* **TO BE DONE**
Write out the records that appear below, verbatim and complete, but without pictures.

╭─ PROVIDED MATERIAL

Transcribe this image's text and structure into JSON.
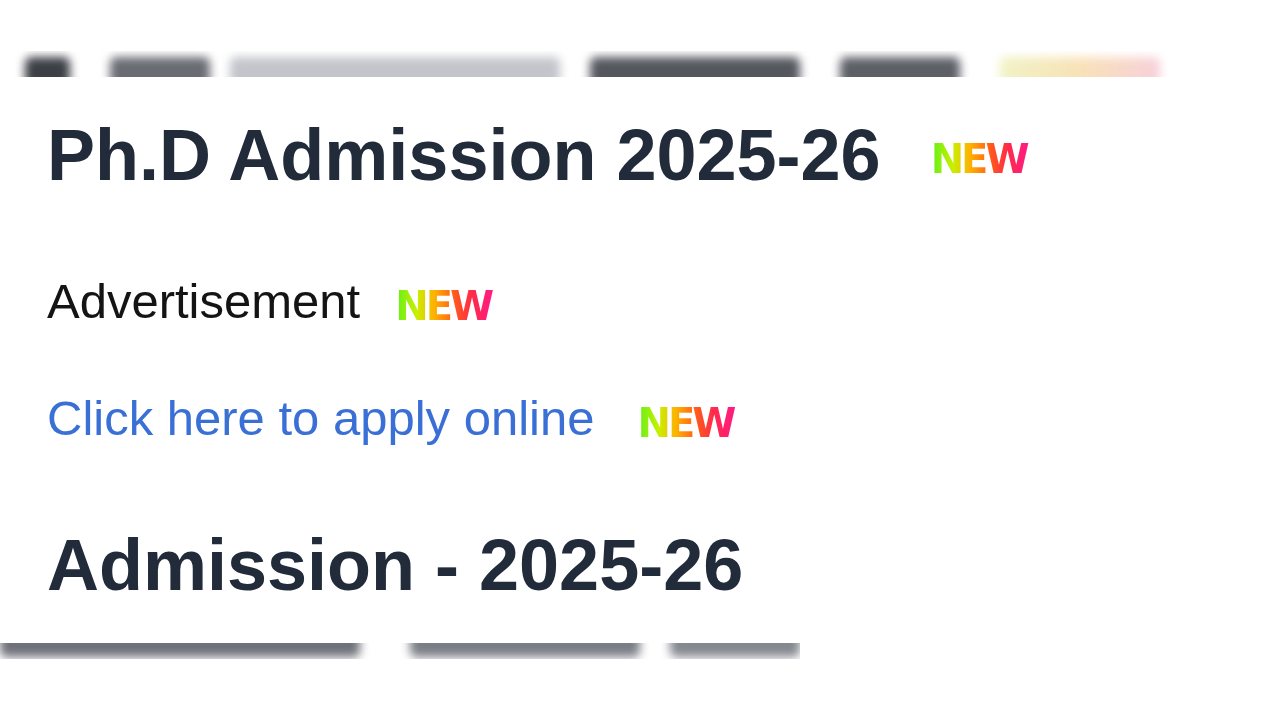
{
  "heading": {
    "text": "Ph.D Admission 2025-26",
    "badge": "NEW"
  },
  "notices": [
    {
      "kind": "plain",
      "text": "Advertisement",
      "badge": "NEW"
    },
    {
      "kind": "link",
      "text": "Click here to apply online",
      "badge": "NEW"
    }
  ],
  "section_heading": {
    "text": "Admission - 2025-26"
  }
}
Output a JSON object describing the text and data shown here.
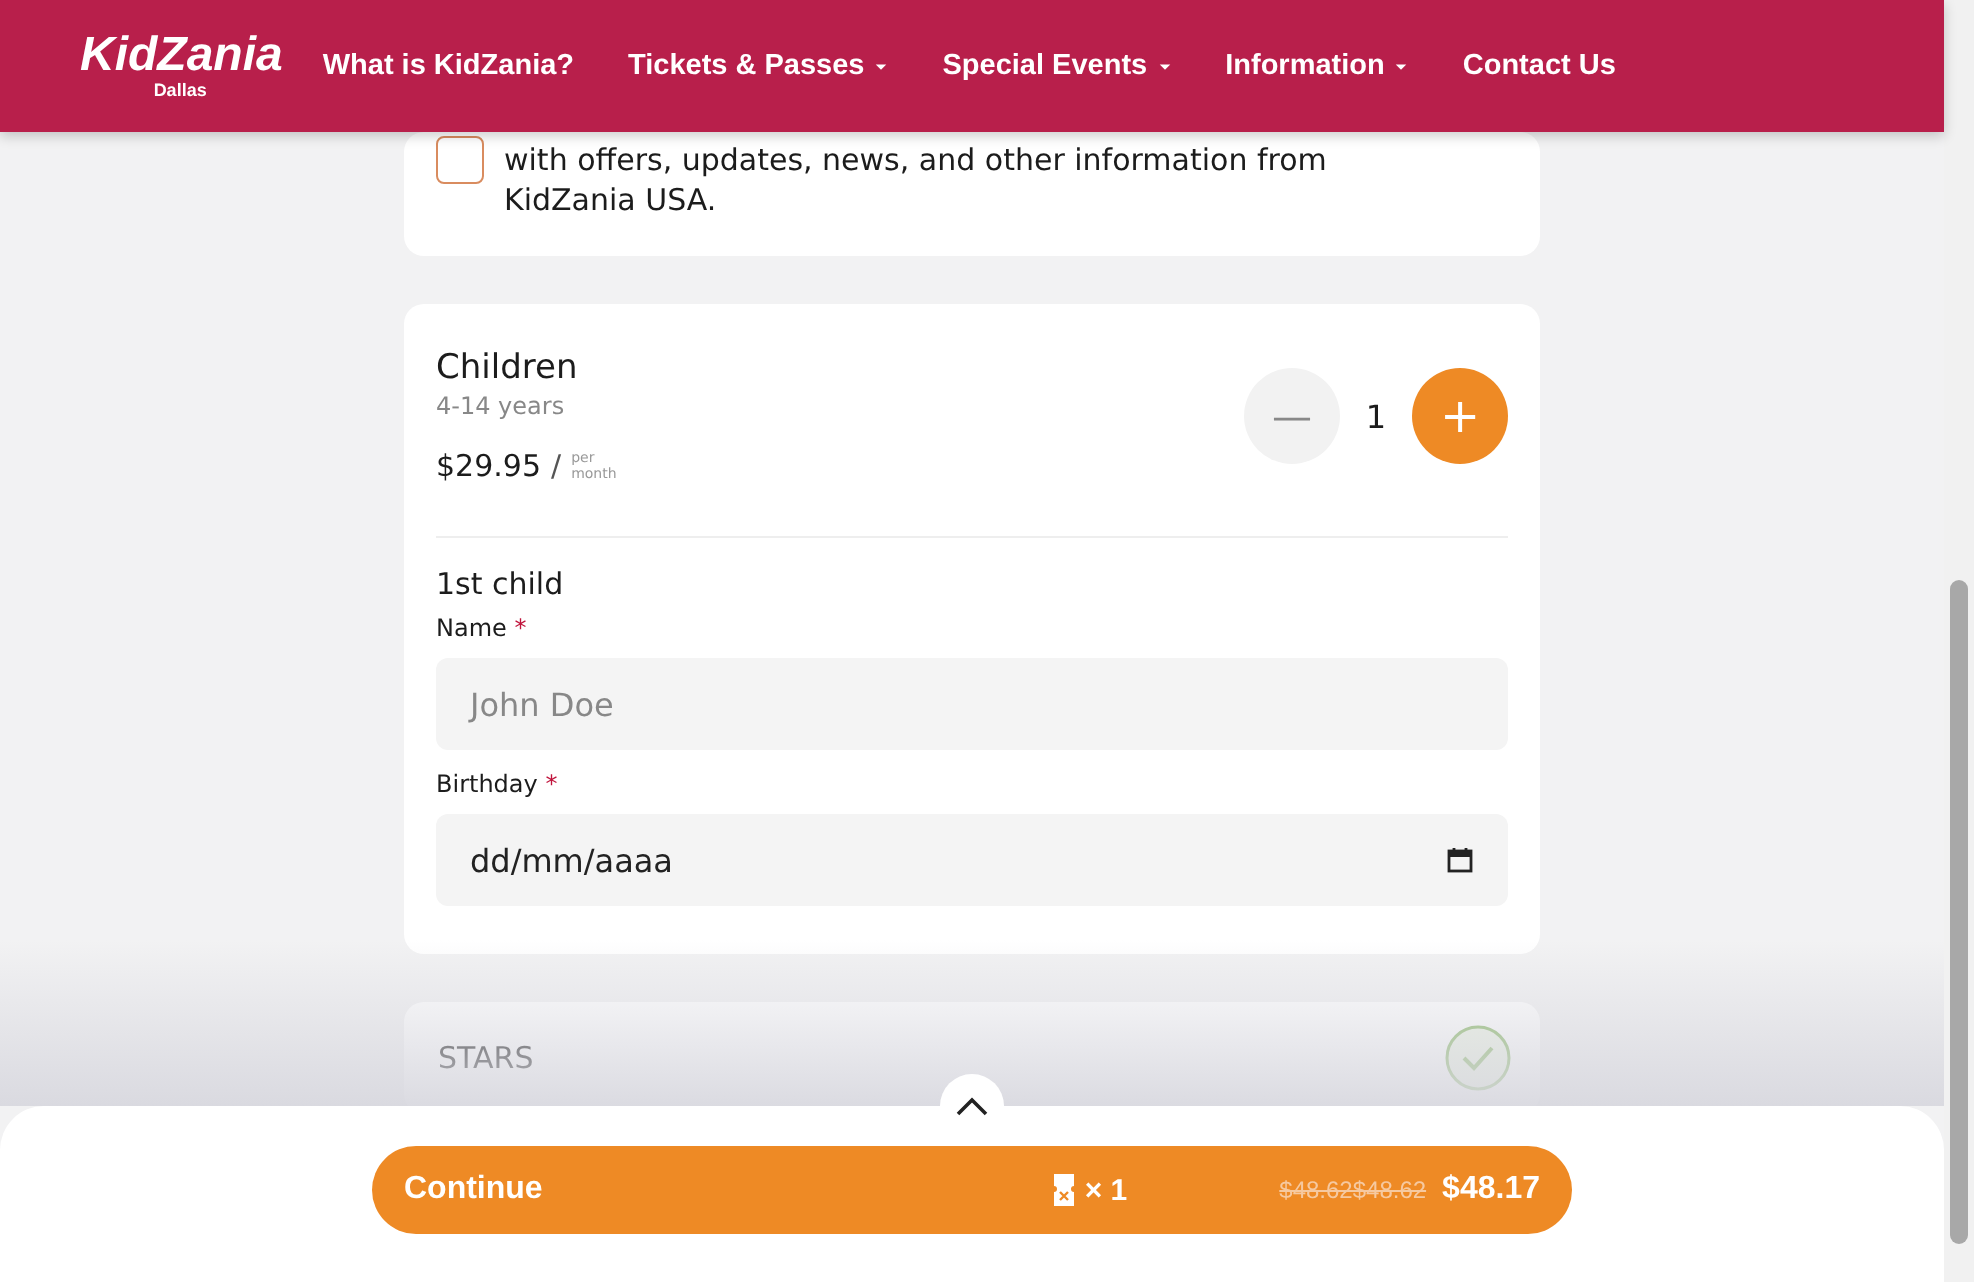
{
  "header": {
    "logo": "KidZania",
    "logo_sub": "Dallas",
    "nav": [
      {
        "label": "What is KidZania?",
        "dropdown": false
      },
      {
        "label": "Tickets & Passes",
        "dropdown": true
      },
      {
        "label": "Special Events",
        "dropdown": true
      },
      {
        "label": "Information",
        "dropdown": true
      },
      {
        "label": "Contact Us",
        "dropdown": false
      }
    ]
  },
  "consent": {
    "checked": false,
    "text": "with offers, updates, news, and other information from KidZania USA."
  },
  "ticket": {
    "title": "Children",
    "ages": "4-14 years",
    "price": "$29.95",
    "slash": "/",
    "per": "per",
    "period": "month",
    "minus": "—",
    "quantity": "1",
    "plus": "+"
  },
  "child": {
    "heading": "1st child",
    "fields": [
      {
        "label": "Name",
        "required": "*",
        "kind": "text",
        "placeholder": "John Doe"
      },
      {
        "label": "Birthday",
        "required": "*",
        "kind": "date",
        "placeholder": "dd/mm/aaaa"
      }
    ]
  },
  "stars": {
    "label": "STARS",
    "checked": true
  },
  "footer": {
    "button": "Continue",
    "count": "× 1",
    "old_price": "$48.62$48.62",
    "price": "$48.17"
  }
}
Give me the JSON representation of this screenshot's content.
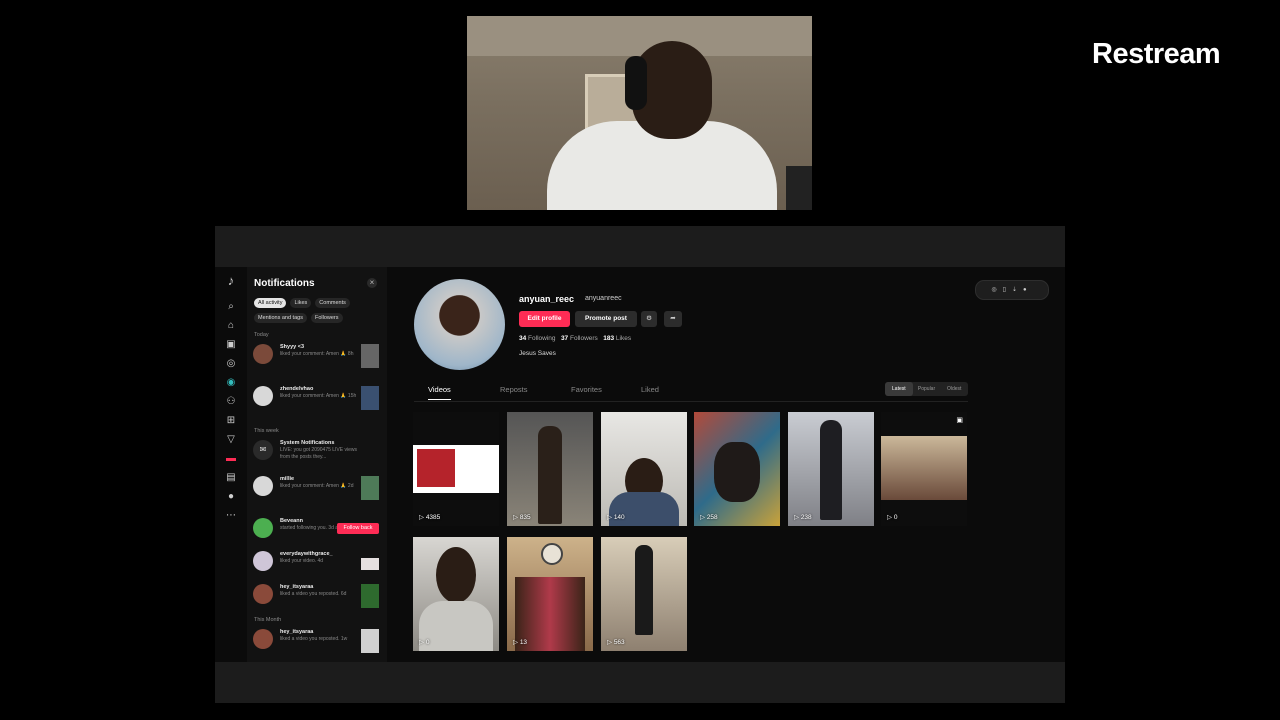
{
  "brand": "Restream",
  "notifications": {
    "title": "Notifications",
    "filters": [
      "All activity",
      "Likes",
      "Comments"
    ],
    "filters2": [
      "Mentions and tags",
      "Followers"
    ],
    "sections": {
      "today": "Today",
      "this_week": "This week",
      "this_month": "This Month"
    },
    "items": [
      {
        "name": "Shyyy <3",
        "desc": "liked your comment: Amen 🙏 8h",
        "action": "thumb"
      },
      {
        "name": "zhendelvhao",
        "desc": "liked your comment: Amen 🙏 15h",
        "action": "thumb"
      },
      {
        "name": "System Notifications",
        "desc": "LIVE: you got 2090475 LIVE views from the posts they...",
        "action": "none"
      },
      {
        "name": "millie",
        "desc": "liked your comment: Amen 🙏 2d",
        "action": "thumb"
      },
      {
        "name": "Beveann",
        "desc": "started following you. 3d ago",
        "action": "follow",
        "action_label": "Follow back"
      },
      {
        "name": "everydaywithgrace_",
        "desc": "liked your video. 4d",
        "action": "thumb"
      },
      {
        "name": "hey_itsyaraa",
        "desc": "liked a video you reposted. 6d",
        "action": "thumb"
      },
      {
        "name": "hey_itsyaraa",
        "desc": "liked a video you reposted. 1w",
        "action": "thumb"
      }
    ]
  },
  "profile": {
    "username": "anyuan_reec",
    "handle": "anyuanreec",
    "edit_label": "Edit profile",
    "promote_label": "Promote post",
    "following_count": "34",
    "following_label": "Following",
    "followers_count": "37",
    "followers_label": "Followers",
    "likes_count": "183",
    "likes_label": "Likes",
    "bio": "Jesus Saves",
    "tabs": [
      "Videos",
      "Reposts",
      "Favorites",
      "Liked"
    ],
    "sort": [
      "Latest",
      "Popular",
      "Oldest"
    ]
  },
  "videos": [
    {
      "views": "4385",
      "color": "#ffffff"
    },
    {
      "views": "835",
      "color": "#7a7468"
    },
    {
      "views": "140",
      "color": "#d9d7d2"
    },
    {
      "views": "258",
      "color": "#6a5b46"
    },
    {
      "views": "238",
      "color": "#8e9097"
    },
    {
      "views": "0",
      "color": "#c9b79a"
    },
    {
      "views": "0",
      "color": "#9c8f80"
    },
    {
      "views": "13",
      "color": "#c8a67a"
    },
    {
      "views": "563",
      "color": "#a49680"
    }
  ],
  "colors": {
    "accent": "#fe2c55"
  }
}
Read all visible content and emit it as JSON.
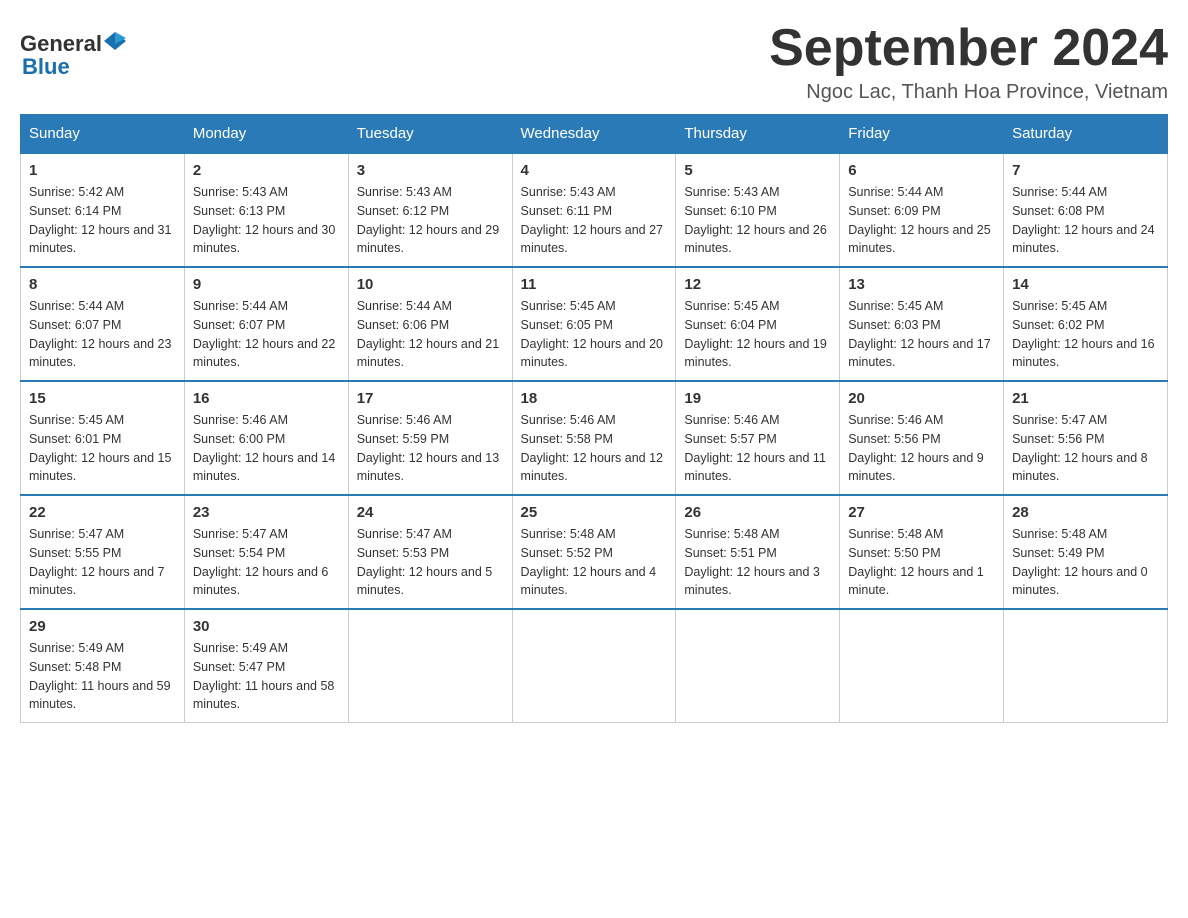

╰─

* **WRITTEN SOLUTION**
Transcribe this image's text and structure into JSON.
{
  "heading": {
    "text": "Ph.D Admission 2025-26",
    "badge": "NEW"
  },
  "notices": [
    {
      "kind": "plain",
      "text": "Advertisement",
      "badge": "NEW"
    },
    {
      "kind": "link",
      "text": "Click here to apply online",
      "badge": "NEW"
    }
  ],
  "section_heading": {
    "text": "Admission - 2025-26"
  }
}
Output a JSON object describing the text and data shown here.
{
  "header": {
    "logo": "KidZania",
    "logo_sub": "Dallas",
    "nav": [
      {
        "label": "What is KidZania?",
        "dropdown": false
      },
      {
        "label": "Tickets & Passes",
        "dropdown": true
      },
      {
        "label": "Special Events",
        "dropdown": true
      },
      {
        "label": "Information",
        "dropdown": true
      },
      {
        "label": "Contact Us",
        "dropdown": false
      }
    ]
  },
  "consent": {
    "checked": false,
    "text": "with offers, updates, news, and other information from KidZania USA."
  },
  "ticket": {
    "title": "Children",
    "ages": "4-14 years",
    "price": "$29.95",
    "slash": "/",
    "per": "per",
    "period": "month",
    "minus": "—",
    "quantity": "1",
    "plus": "+"
  },
  "child": {
    "heading": "1st child",
    "fields": [
      {
        "label": "Name",
        "required": "*",
        "kind": "text",
        "placeholder": "John Doe"
      },
      {
        "label": "Birthday",
        "required": "*",
        "kind": "date",
        "placeholder": "dd/mm/aaaa"
      }
    ]
  },
  "stars": {
    "label": "STARS",
    "checked": true
  },
  "footer": {
    "button": "Continue",
    "count": "× 1",
    "old_price": "$48.62$48.62",
    "price": "$48.17"
  }
}
Give me the JSON representation of this screenshot's content.
{
  "brand": "Restream",
  "notifications": {
    "title": "Notifications",
    "filters": [
      "All activity",
      "Likes",
      "Comments"
    ],
    "filters2": [
      "Mentions and tags",
      "Followers"
    ],
    "sections": {
      "today": "Today",
      "this_week": "This week",
      "this_month": "This Month"
    },
    "items": [
      {
        "name": "Shyyy <3",
        "desc": "liked your comment: Amen 🙏 8h",
        "action": "thumb"
      },
      {
        "name": "zhendelvhao",
        "desc": "liked your comment: Amen 🙏 15h",
        "action": "thumb"
      },
      {
        "name": "System Notifications",
        "desc": "LIVE: you got 2090475 LIVE views from the posts they...",
        "action": "none"
      },
      {
        "name": "millie",
        "desc": "liked your comment: Amen 🙏 2d",
        "action": "thumb"
      },
      {
        "name": "Beveann",
        "desc": "started following you. 3d ago",
        "action": "follow",
        "action_label": "Follow back"
      },
      {
        "name": "everydaywithgrace_",
        "desc": "liked your video. 4d",
        "action": "thumb"
      },
      {
        "name": "hey_itsyaraa",
        "desc": "liked a video you reposted. 6d",
        "action": "thumb"
      },
      {
        "name": "hey_itsyaraa",
        "desc": "liked a video you reposted. 1w",
        "action": "thumb"
      }
    ]
  },
  "profile": {
    "username": "anyuan_reec",
    "handle": "anyuanreec",
    "edit_label": "Edit profile",
    "promote_label": "Promote post",
    "following_count": "34",
    "following_label": "Following",
    "followers_count": "37",
    "followers_label": "Followers",
    "likes_count": "183",
    "likes_label": "Likes",
    "bio": "Jesus Saves",
    "tabs": [
      "Videos",
      "Reposts",
      "Favorites",
      "Liked"
    ],
    "sort": [
      "Latest",
      "Popular",
      "Oldest"
    ]
  },
  "videos": [
    {
      "views": "4385",
      "color": "#ffffff"
    },
    {
      "views": "835",
      "color": "#7a7468"
    },
    {
      "views": "140",
      "color": "#d9d7d2"
    },
    {
      "views": "258",
      "color": "#6a5b46"
    },
    {
      "views": "238",
      "color": "#8e9097"
    },
    {
      "views": "0",
      "color": "#c9b79a"
    },
    {
      "views": "0",
      "color": "#9c8f80"
    },
    {
      "views": "13",
      "color": "#c8a67a"
    },
    {
      "views": "563",
      "color": "#a49680"
    }
  ],
  "colors": {
    "accent": "#fe2c55"
  }
}
Read all visible content and emit it as JSON.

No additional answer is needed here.